# Prompt:
In the entries below, count every line with the string "réseau". State the count and nothing else.

# Entries supplied:
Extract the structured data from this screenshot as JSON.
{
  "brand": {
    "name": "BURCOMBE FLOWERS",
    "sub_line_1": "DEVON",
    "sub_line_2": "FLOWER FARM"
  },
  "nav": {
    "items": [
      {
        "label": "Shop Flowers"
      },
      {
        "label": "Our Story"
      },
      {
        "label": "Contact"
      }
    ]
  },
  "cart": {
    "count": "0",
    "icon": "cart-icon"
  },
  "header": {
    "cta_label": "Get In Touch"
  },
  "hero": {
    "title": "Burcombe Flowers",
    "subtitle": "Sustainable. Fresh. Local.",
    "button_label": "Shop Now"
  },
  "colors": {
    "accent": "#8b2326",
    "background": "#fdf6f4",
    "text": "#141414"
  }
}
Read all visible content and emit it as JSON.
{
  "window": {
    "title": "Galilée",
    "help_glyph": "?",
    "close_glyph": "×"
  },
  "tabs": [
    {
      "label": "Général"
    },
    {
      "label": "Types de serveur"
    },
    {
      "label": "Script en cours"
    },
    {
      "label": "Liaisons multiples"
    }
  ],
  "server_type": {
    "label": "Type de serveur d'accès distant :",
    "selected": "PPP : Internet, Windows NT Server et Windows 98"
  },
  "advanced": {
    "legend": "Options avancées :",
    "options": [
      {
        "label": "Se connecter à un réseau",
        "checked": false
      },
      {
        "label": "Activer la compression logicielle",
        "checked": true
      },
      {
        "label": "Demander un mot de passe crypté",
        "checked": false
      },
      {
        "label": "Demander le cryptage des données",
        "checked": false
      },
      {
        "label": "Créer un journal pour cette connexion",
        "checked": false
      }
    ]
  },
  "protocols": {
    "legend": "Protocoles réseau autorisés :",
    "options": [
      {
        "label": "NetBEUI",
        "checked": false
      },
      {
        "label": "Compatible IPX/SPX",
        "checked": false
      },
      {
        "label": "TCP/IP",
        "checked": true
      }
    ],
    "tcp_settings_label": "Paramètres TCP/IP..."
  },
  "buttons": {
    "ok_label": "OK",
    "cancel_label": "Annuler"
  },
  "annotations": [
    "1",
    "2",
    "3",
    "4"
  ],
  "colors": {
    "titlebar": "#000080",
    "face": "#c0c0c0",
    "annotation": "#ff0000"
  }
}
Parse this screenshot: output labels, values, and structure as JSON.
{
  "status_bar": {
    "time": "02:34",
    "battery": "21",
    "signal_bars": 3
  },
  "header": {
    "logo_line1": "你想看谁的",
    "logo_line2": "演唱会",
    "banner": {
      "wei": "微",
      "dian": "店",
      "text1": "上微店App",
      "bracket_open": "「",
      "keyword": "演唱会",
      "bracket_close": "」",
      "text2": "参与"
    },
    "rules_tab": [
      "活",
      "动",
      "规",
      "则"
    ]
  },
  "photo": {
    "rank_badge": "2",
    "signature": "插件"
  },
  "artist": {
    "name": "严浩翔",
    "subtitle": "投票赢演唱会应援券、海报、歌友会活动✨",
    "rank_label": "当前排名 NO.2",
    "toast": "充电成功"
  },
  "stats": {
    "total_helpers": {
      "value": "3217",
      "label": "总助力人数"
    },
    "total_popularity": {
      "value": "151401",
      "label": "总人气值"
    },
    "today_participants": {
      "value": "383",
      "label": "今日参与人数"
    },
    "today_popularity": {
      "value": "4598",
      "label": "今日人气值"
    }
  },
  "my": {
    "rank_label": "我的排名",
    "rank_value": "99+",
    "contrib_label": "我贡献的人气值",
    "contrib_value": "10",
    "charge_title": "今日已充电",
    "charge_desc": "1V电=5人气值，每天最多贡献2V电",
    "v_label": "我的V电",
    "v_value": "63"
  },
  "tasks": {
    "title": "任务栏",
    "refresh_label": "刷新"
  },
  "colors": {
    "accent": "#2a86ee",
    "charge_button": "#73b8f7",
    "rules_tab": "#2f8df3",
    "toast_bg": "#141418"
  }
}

# Answer to the exercise:
2